-- start Data shown --

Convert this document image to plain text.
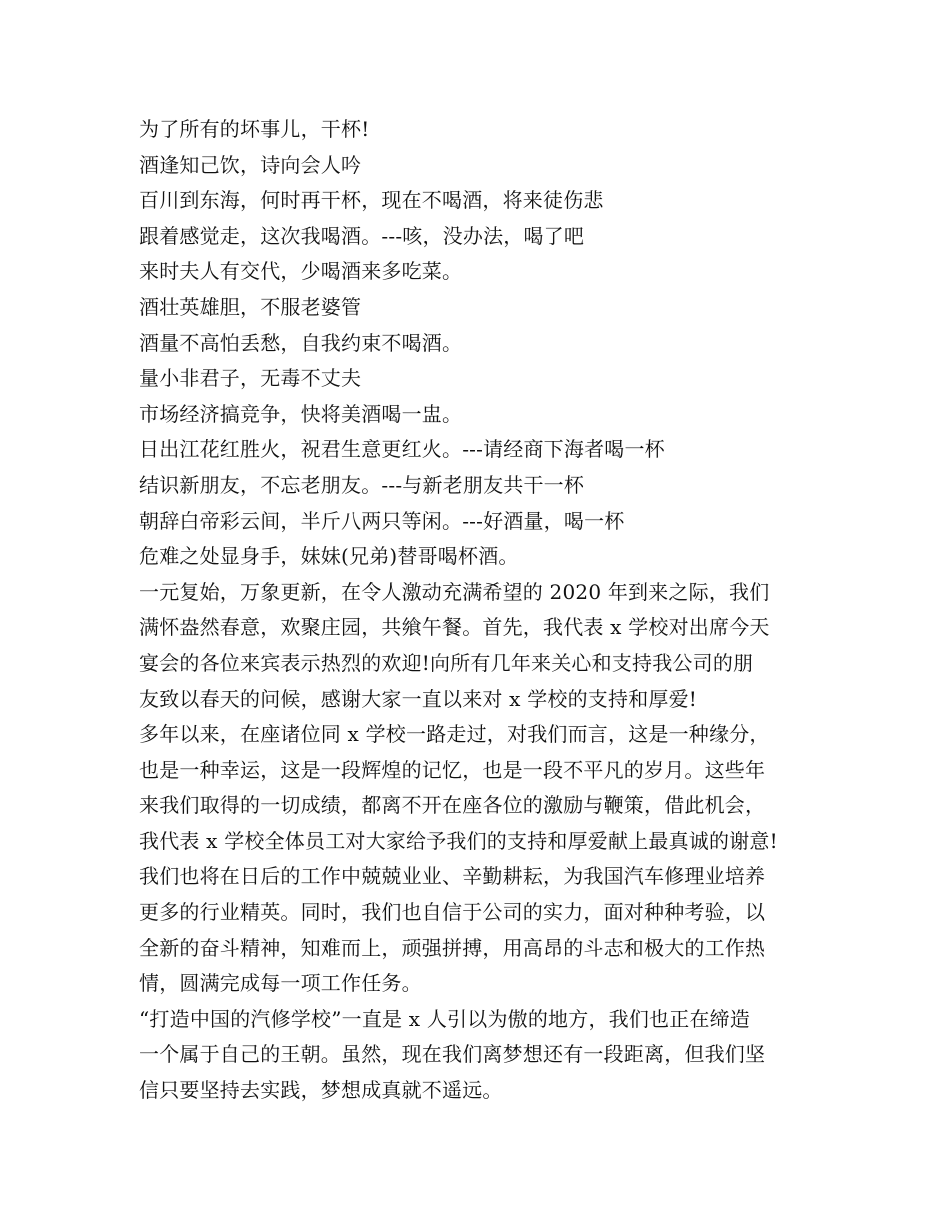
为了所有的坏事儿，干杯!
酒逢知己饮，诗向会人吟
百川到东海，何时再干杯，现在不喝酒，将来徒伤悲
跟着感觉走，这次我喝酒。---咳，没办法，喝了吧
来时夫人有交代，少喝酒来多吃菜。
酒壮英雄胆，不服老婆管
酒量不高怕丢愁，自我约束不喝酒。
量小非君子，无毒不丈夫
市场经济搞竞争，快将美酒喝一盅。
日出江花红胜火，祝君生意更红火。---请经商下海者喝一杯
结识新朋友，不忘老朋友。---与新老朋友共干一杯
朝辞白帝彩云间，半斤八两只等闲。---好酒量，喝一杯
危难之处显身手，妹妹(兄弟)替哥喝杯酒。
一元复始，万象更新，在令人激动充满希望的 2020 年到来之际，我们
满怀盎然春意，欢聚庄园，共飨午餐。首先，我代表 x 学校对出席今天
宴会的各位来宾表示热烈的欢迎!向所有几年来关心和支持我公司的朋
友致以春天的问候，感谢大家一直以来对 x 学校的支持和厚爱!
多年以来，在座诸位同 x 学校一路走过，对我们而言，这是一种缘分，
也是一种幸运，这是一段辉煌的记忆，也是一段不平凡的岁月。这些年
来我们取得的一切成绩，都离不开在座各位的激励与鞭策，借此机会，
我代表 x 学校全体员工对大家给予我们的支持和厚爱献上最真诚的谢意!
我们也将在日后的工作中兢兢业业、辛勤耕耘，为我国汽车修理业培养
更多的行业精英。同时，我们也自信于公司的实力，面对种种考验，以
全新的奋斗精神，知难而上，顽强拼搏，用高昂的斗志和极大的工作热
情，圆满完成每一项工作任务。
“打造中国的汽修学校”一直是 x 人引以为傲的地方，我们也正在缔造
一个属于自己的王朝。虽然，现在我们离梦想还有一段距离，但我们坚
信只要坚持去实践，梦想成真就不遥远。
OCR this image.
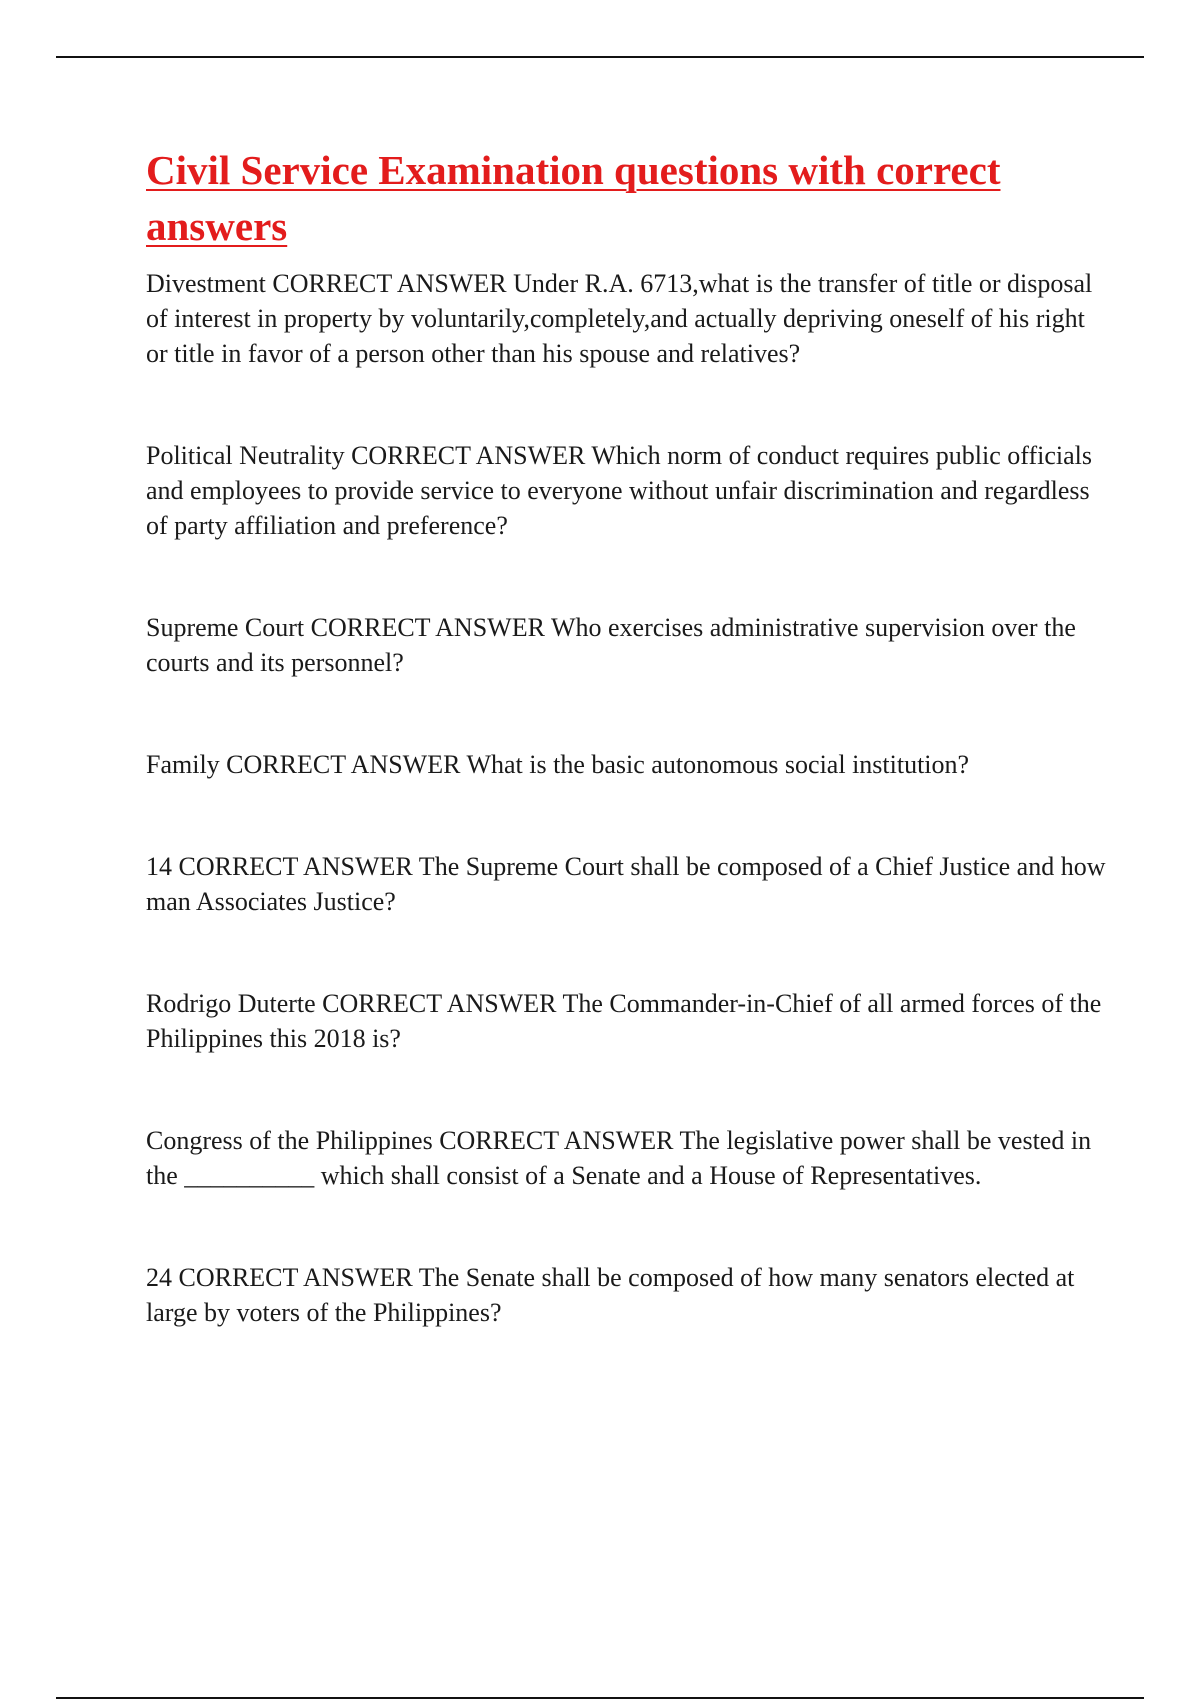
Civil Service Examination questions with correct answers
Divestment CORRECT ANSWER Under R.A. 6713,what is the transfer of title or disposal of interest in property by voluntarily,completely,and actually depriving oneself of his right or title in favor of a person other than his spouse and relatives?
Political Neutrality CORRECT ANSWER Which norm of conduct requires public officials and employees to provide service to everyone without unfair discrimination and regardless of party affiliation and preference?
Supreme Court CORRECT ANSWER Who exercises administrative supervision over the courts and its personnel?
Family CORRECT ANSWER What is the basic autonomous social institution?
14 CORRECT ANSWER The Supreme Court shall be composed of a Chief Justice and how man Associates Justice?
Rodrigo Duterte CORRECT ANSWER The Commander-in-Chief of all armed forces of the Philippines this 2018 is?
Congress of the Philippines CORRECT ANSWER The legislative power shall be vested in the __________ which shall consist of a Senate and a House of Representatives.
24 CORRECT ANSWER The Senate shall be composed of how many senators elected at large by voters of the Philippines?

-- end Data shown --

> **The exercise**
Retype everything in the material word for word, minus pictures.

> **Finished answer**
Convert this document image to plain text.
为了所有的坏事儿，干杯!
酒逢知己饮，诗向会人吟
百川到东海，何时再干杯，现在不喝酒，将来徒伤悲
跟着感觉走，这次我喝酒。---咳，没办法，喝了吧
来时夫人有交代，少喝酒来多吃菜。
酒壮英雄胆，不服老婆管
酒量不高怕丢愁，自我约束不喝酒。
量小非君子，无毒不丈夫
市场经济搞竞争，快将美酒喝一盅。
日出江花红胜火，祝君生意更红火。---请经商下海者喝一杯
结识新朋友，不忘老朋友。---与新老朋友共干一杯
朝辞白帝彩云间，半斤八两只等闲。---好酒量，喝一杯
危难之处显身手，妹妹(兄弟)替哥喝杯酒。
一元复始，万象更新，在令人激动充满希望的 2020 年到来之际，我们
满怀盎然春意，欢聚庄园，共飨午餐。首先，我代表 x 学校对出席今天
宴会的各位来宾表示热烈的欢迎!向所有几年来关心和支持我公司的朋
友致以春天的问候，感谢大家一直以来对 x 学校的支持和厚爱!
多年以来，在座诸位同 x 学校一路走过，对我们而言，这是一种缘分，
也是一种幸运，这是一段辉煌的记忆，也是一段不平凡的岁月。这些年
来我们取得的一切成绩，都离不开在座各位的激励与鞭策，借此机会，
我代表 x 学校全体员工对大家给予我们的支持和厚爱献上最真诚的谢意!
我们也将在日后的工作中兢兢业业、辛勤耕耘，为我国汽车修理业培养
更多的行业精英。同时，我们也自信于公司的实力，面对种种考验，以
全新的奋斗精神，知难而上，顽强拼搏，用高昂的斗志和极大的工作热
情，圆满完成每一项工作任务。
“打造中国的汽修学校”一直是 x 人引以为傲的地方，我们也正在缔造
一个属于自己的王朝。虽然，现在我们离梦想还有一段距离，但我们坚
信只要坚持去实践，梦想成真就不遥远。
OCR this image.
Civil Service Examination questions with correct answers
Divestment CORRECT ANSWER Under R.A. 6713,what is the transfer of title or disposal of interest in property by voluntarily,completely,and actually depriving oneself of his right or title in favor of a person other than his spouse and relatives?
Political Neutrality CORRECT ANSWER Which norm of conduct requires public officials and employees to provide service to everyone without unfair discrimination and regardless of party affiliation and preference?
Supreme Court CORRECT ANSWER Who exercises administrative supervision over the courts and its personnel?
Family CORRECT ANSWER What is the basic autonomous social institution?
14 CORRECT ANSWER The Supreme Court shall be composed of a Chief Justice and how man Associates Justice?
Rodrigo Duterte CORRECT ANSWER The Commander-in-Chief of all armed forces of the Philippines this 2018 is?
Congress of the Philippines CORRECT ANSWER The legislative power shall be vested in the __________ which shall consist of a Senate and a House of Representatives.
24 CORRECT ANSWER The Senate shall be composed of how many senators elected at large by voters of the Philippines?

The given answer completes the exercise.